> What the exercise asks: Scan the data below and pick out the lines containing the word "Herrn".

> Record extracts:
-- -- --
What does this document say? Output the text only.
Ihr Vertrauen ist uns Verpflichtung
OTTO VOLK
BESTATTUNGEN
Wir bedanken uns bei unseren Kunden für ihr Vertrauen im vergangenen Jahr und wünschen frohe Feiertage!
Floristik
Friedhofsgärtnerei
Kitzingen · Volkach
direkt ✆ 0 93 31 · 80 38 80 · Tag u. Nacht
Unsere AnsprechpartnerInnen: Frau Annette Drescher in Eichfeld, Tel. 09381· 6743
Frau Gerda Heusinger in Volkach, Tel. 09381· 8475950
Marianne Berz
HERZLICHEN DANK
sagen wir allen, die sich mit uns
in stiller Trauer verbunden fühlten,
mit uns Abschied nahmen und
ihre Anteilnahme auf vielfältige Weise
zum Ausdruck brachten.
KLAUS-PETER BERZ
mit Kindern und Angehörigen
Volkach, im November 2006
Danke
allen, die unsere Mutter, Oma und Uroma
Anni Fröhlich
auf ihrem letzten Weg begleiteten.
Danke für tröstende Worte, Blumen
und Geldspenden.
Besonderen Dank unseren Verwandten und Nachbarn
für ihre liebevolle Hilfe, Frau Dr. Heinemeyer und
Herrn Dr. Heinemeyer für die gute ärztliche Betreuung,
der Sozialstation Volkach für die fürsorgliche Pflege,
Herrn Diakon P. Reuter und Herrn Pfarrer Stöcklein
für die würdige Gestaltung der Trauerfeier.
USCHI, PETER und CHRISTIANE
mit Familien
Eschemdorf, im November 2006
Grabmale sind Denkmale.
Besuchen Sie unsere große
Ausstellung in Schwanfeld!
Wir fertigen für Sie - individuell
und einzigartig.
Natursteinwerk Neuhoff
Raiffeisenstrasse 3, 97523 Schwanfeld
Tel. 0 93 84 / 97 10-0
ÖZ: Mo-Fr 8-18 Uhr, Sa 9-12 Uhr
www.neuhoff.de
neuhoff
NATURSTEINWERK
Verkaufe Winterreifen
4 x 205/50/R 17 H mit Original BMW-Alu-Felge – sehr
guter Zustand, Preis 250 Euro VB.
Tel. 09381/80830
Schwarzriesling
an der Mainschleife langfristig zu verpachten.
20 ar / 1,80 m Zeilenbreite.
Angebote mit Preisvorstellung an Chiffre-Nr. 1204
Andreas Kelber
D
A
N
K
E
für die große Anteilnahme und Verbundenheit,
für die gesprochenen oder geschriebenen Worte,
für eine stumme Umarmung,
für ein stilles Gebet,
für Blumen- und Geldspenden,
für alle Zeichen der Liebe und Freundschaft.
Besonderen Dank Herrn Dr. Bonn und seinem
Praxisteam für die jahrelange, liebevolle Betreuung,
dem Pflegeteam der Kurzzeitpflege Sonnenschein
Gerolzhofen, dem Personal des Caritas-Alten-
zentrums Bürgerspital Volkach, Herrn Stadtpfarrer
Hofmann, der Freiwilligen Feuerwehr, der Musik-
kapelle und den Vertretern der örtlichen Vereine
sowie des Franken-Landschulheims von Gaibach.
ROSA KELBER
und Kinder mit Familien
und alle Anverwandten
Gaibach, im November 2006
-- -- --
> Task result:
Herrn Dr. Heinemeyer für die gute ärztliche Betreuung,
Herrn Diakon P. Reuter und Herrn Pfarrer Stöcklein
Besonderen Dank Herrn Dr. Bonn und seinem
zentrums Bürgerspital Volkach, Herrn Stadtpfarrer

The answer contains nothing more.